→ TASKS TO PERFORM:
a) Translate this sentence from the Curtis Enis article into Spanish: "Enis was born in Union City, Ohio."
b) From the Curtis Enis article, pull out the passage between "Curtis D. Enis" and "in Saltsburg, Pennsylvania.", inclusive.

Curtis Enis

No. 39, 44,26
- Position: Running back

Personal information
- Born: June 15, 1976 (age 49) Union City, Ohio, U.S.
- Listed height: 6 ft 0 in (1.83 m)
- Listed weight: 250 lb (113 kg)

Career information
- High school: Mississinawa Valley (Union City)
- College: Penn State (1995–1997)
- NFL draft: 1998: 1st round, 5th overall pick

Career history
- Chicago Bears (1998–2000); Cleveland Browns (2001)*;
- * Offseason and/or practice squad member only

Awards and highlights
- Consensus All-American (1997); Big Ten Co-Offensive Player of the Year (1997); Big Ten Co-Freshman of the Year (1995); 2× First-team All-Big Ten (1996, 1997);

Career NFL statistics
- Rushing yards: 1,497
- Rushing average: 3.3
- Rushing touchdowns: 4
- Receptions: 59
- Receiving yards: 428
- Receiving touchdowns: 2
- Stats at Pro Football Reference

= Curtis Enis =

American football player (born 1976)

Curtis D. Enis (born June 15, 1976) is an American former professional football player who was a running back for three seasons in the National Football League (NFL). He played college football for the Penn State Nittany Lions, earning consensus All-American honors in 1997. Enis was selected by the Chicago Bears in the first round of the 1998 NFL draft.

==Early life==
Enis was born in Union City, Ohio. He attended Mississinawa Valley High School in Union City, where he was named a Parade magazine high school All-American, and voted Ohio's Mr. Football Award by the Associated Press. He was a three-time all-state selection at linebacker, and Most Valuable Player of the 1994 Big 33 Football Classic. He spent one year at The Kiski School in Saltsburg, Pennsylvania.

→ EXTRACTED ENTRIES:

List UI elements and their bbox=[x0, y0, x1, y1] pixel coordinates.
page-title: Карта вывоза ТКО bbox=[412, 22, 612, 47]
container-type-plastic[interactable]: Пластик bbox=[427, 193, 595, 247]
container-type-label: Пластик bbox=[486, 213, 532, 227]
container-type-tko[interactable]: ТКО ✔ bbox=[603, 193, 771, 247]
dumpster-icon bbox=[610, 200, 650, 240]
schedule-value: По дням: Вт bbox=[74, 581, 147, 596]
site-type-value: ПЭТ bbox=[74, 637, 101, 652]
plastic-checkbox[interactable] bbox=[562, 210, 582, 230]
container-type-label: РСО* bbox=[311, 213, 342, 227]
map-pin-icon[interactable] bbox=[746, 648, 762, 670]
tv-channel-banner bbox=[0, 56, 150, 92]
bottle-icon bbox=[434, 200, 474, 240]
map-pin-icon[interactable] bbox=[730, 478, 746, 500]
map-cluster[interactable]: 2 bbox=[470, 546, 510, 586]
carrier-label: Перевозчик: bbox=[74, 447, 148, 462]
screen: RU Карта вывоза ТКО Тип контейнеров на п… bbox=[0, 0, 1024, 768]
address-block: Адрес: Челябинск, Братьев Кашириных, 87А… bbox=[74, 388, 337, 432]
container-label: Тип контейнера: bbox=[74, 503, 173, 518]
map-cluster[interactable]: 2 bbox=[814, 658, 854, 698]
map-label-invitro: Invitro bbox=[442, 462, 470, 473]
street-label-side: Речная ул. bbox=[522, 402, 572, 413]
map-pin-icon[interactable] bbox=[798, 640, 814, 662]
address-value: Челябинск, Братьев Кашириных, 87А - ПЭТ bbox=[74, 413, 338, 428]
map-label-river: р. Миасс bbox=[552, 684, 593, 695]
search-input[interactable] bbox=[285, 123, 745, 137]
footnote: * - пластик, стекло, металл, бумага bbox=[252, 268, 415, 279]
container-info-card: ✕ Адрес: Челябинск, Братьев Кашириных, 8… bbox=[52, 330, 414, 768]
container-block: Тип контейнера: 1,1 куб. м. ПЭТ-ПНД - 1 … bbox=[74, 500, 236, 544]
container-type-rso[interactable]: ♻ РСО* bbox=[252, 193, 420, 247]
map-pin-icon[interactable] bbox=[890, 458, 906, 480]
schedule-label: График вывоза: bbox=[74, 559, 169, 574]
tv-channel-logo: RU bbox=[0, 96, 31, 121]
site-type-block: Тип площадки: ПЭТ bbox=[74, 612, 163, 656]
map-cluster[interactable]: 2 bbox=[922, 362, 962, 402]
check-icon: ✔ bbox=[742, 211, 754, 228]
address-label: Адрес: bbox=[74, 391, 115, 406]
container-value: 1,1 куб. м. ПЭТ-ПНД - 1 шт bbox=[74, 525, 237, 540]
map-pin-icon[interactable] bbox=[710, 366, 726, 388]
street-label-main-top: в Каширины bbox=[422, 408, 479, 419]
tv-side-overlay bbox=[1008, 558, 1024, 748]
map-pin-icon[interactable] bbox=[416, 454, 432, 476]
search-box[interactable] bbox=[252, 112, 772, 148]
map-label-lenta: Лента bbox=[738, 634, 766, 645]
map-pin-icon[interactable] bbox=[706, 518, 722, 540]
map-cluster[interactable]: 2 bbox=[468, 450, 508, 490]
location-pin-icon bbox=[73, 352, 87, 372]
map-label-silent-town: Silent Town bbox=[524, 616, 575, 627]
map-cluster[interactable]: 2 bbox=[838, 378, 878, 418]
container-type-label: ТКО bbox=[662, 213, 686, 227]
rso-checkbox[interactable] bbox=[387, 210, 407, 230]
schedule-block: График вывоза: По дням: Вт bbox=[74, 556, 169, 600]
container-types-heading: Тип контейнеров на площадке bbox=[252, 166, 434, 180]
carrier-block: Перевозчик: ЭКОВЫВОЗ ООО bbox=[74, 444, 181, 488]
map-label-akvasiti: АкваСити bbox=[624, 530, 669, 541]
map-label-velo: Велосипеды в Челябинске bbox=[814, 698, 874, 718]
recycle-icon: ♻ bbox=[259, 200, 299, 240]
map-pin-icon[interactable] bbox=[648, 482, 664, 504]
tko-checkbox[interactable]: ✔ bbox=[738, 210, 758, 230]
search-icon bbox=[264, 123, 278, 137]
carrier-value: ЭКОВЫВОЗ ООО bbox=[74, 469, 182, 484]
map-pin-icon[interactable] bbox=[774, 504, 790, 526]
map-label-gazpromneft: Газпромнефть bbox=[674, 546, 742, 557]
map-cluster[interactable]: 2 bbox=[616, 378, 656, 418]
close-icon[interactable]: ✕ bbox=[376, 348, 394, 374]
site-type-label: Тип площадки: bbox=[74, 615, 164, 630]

→ RESPONSES PER TASK:
a) Enis nació en Union City, Ohio.

b)
Curtis D. Enis (born June 15, 1976) is an American former professional football player who was a running back for three seasons in the National Football League (NFL). He played college football for the Penn State Nittany Lions, earning consensus All-American honors in 1997. Enis was selected by the Chicago Bears in the first round of the 1998 NFL draft.

==Early life==
Enis was born in Union City, Ohio. He attended Mississinawa Valley High School in Union City, where he was named a Parade magazine high school All-American, and voted Ohio's Mr. Football Award by the Associated Press. He was a three-time all-state selection at linebacker, and Most Valuable Player of the 1994 Big 33 Football Classic. He spent one year at The Kiski School in Saltsburg, Pennsylvania.